* Begin *

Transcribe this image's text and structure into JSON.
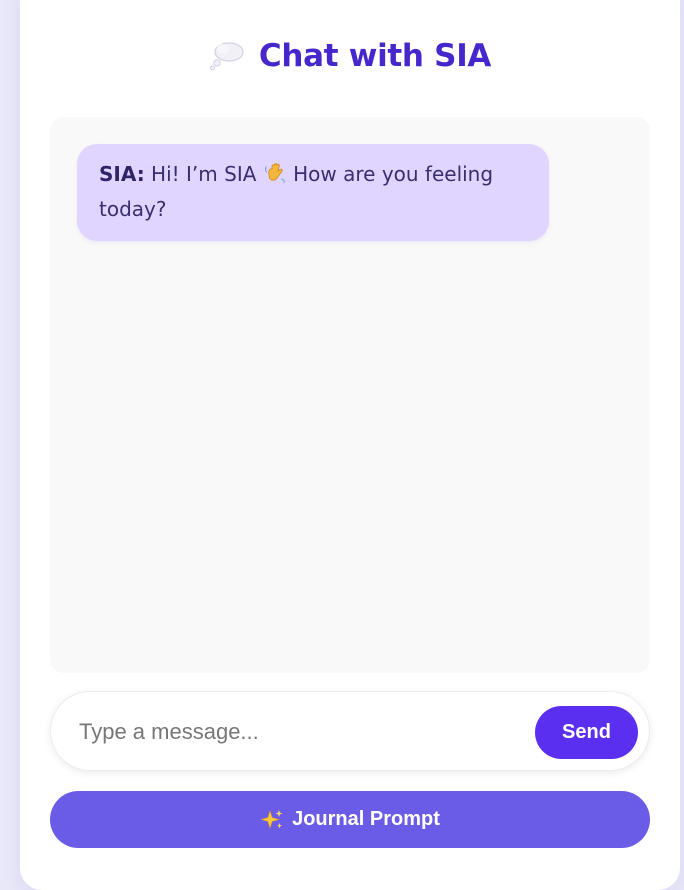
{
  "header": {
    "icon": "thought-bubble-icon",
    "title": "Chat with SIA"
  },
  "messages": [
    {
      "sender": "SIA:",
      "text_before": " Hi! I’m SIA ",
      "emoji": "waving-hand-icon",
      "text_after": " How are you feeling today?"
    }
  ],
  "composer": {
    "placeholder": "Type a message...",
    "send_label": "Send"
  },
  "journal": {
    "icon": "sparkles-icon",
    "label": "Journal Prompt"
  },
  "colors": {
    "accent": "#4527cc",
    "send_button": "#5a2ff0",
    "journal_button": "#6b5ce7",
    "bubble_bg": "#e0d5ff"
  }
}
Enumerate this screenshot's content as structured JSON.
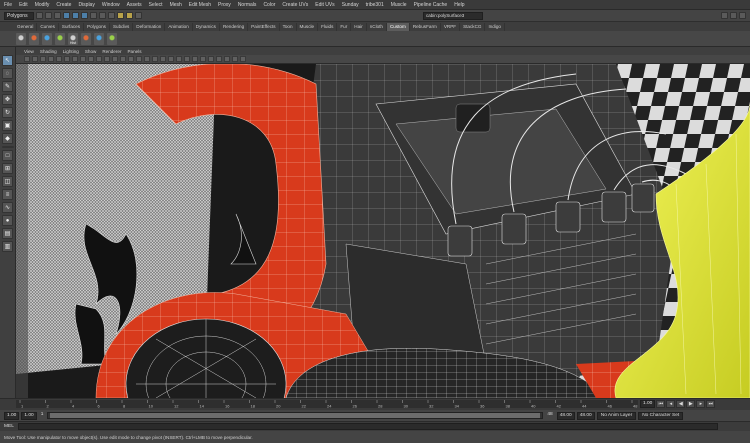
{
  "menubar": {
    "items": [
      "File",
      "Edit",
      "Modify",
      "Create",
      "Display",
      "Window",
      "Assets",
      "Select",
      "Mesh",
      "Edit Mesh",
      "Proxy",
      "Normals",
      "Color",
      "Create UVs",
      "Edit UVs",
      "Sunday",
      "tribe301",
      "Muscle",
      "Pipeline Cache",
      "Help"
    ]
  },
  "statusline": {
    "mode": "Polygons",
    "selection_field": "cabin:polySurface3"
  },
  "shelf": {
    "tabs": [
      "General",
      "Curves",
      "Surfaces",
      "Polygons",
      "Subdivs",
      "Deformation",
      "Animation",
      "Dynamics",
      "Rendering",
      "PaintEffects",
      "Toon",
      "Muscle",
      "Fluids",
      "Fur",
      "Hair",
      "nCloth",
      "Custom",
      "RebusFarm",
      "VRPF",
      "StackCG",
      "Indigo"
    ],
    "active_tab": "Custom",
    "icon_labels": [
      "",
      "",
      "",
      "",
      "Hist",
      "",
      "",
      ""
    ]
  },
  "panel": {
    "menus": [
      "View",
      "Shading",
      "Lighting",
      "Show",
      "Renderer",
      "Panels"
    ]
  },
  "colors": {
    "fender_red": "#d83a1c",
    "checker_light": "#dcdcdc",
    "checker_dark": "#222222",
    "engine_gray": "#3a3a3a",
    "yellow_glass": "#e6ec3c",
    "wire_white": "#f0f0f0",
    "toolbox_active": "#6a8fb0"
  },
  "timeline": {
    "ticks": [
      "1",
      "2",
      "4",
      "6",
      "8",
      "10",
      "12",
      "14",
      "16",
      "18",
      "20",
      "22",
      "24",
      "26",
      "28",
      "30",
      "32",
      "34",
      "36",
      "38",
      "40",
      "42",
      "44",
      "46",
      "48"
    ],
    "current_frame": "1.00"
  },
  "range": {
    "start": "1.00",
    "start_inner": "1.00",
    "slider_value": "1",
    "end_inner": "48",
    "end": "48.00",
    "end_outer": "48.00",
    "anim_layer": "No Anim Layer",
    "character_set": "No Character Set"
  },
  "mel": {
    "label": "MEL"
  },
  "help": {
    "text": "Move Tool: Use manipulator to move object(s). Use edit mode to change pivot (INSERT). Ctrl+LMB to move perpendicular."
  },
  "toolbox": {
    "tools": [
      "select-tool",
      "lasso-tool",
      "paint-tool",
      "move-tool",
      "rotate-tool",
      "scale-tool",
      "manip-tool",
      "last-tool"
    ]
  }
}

* End *

:: EXERCISE OBJECTIVE ::
The records above are to be reproduced exactly; the pictures are to be left out.

:: PROBLEM SOLUTION ::
Transcribe this image's text and structure into JSON.
{
  "header": {
    "icon": "thought-bubble-icon",
    "title": "Chat with SIA"
  },
  "messages": [
    {
      "sender": "SIA:",
      "text_before": " Hi! I’m SIA ",
      "emoji": "waving-hand-icon",
      "text_after": " How are you feeling today?"
    }
  ],
  "composer": {
    "placeholder": "Type a message...",
    "send_label": "Send"
  },
  "journal": {
    "icon": "sparkles-icon",
    "label": "Journal Prompt"
  },
  "colors": {
    "accent": "#4527cc",
    "send_button": "#5a2ff0",
    "journal_button": "#6b5ce7",
    "bubble_bg": "#e0d5ff"
  }
}
Enumerate this screenshot's content as structured JSON.
{
  "menubar": {
    "items": [
      "File",
      "Edit",
      "Modify",
      "Create",
      "Display",
      "Window",
      "Assets",
      "Select",
      "Mesh",
      "Edit Mesh",
      "Proxy",
      "Normals",
      "Color",
      "Create UVs",
      "Edit UVs",
      "Sunday",
      "tribe301",
      "Muscle",
      "Pipeline Cache",
      "Help"
    ]
  },
  "statusline": {
    "mode": "Polygons",
    "selection_field": "cabin:polySurface3"
  },
  "shelf": {
    "tabs": [
      "General",
      "Curves",
      "Surfaces",
      "Polygons",
      "Subdivs",
      "Deformation",
      "Animation",
      "Dynamics",
      "Rendering",
      "PaintEffects",
      "Toon",
      "Muscle",
      "Fluids",
      "Fur",
      "Hair",
      "nCloth",
      "Custom",
      "RebusFarm",
      "VRPF",
      "StackCG",
      "Indigo"
    ],
    "active_tab": "Custom",
    "icon_labels": [
      "",
      "",
      "",
      "",
      "Hist",
      "",
      "",
      ""
    ]
  },
  "panel": {
    "menus": [
      "View",
      "Shading",
      "Lighting",
      "Show",
      "Renderer",
      "Panels"
    ]
  },
  "colors": {
    "fender_red": "#d83a1c",
    "checker_light": "#dcdcdc",
    "checker_dark": "#222222",
    "engine_gray": "#3a3a3a",
    "yellow_glass": "#e6ec3c",
    "wire_white": "#f0f0f0",
    "toolbox_active": "#6a8fb0"
  },
  "timeline": {
    "ticks": [
      "1",
      "2",
      "4",
      "6",
      "8",
      "10",
      "12",
      "14",
      "16",
      "18",
      "20",
      "22",
      "24",
      "26",
      "28",
      "30",
      "32",
      "34",
      "36",
      "38",
      "40",
      "42",
      "44",
      "46",
      "48"
    ],
    "current_frame": "1.00"
  },
  "range": {
    "start": "1.00",
    "start_inner": "1.00",
    "slider_value": "1",
    "end_inner": "48",
    "end": "48.00",
    "end_outer": "48.00",
    "anim_layer": "No Anim Layer",
    "character_set": "No Character Set"
  },
  "mel": {
    "label": "MEL"
  },
  "help": {
    "text": "Move Tool: Use manipulator to move object(s). Use edit mode to change pivot (INSERT). Ctrl+LMB to move perpendicular."
  },
  "toolbox": {
    "tools": [
      "select-tool",
      "lasso-tool",
      "paint-tool",
      "move-tool",
      "rotate-tool",
      "scale-tool",
      "manip-tool",
      "last-tool"
    ]
  }
}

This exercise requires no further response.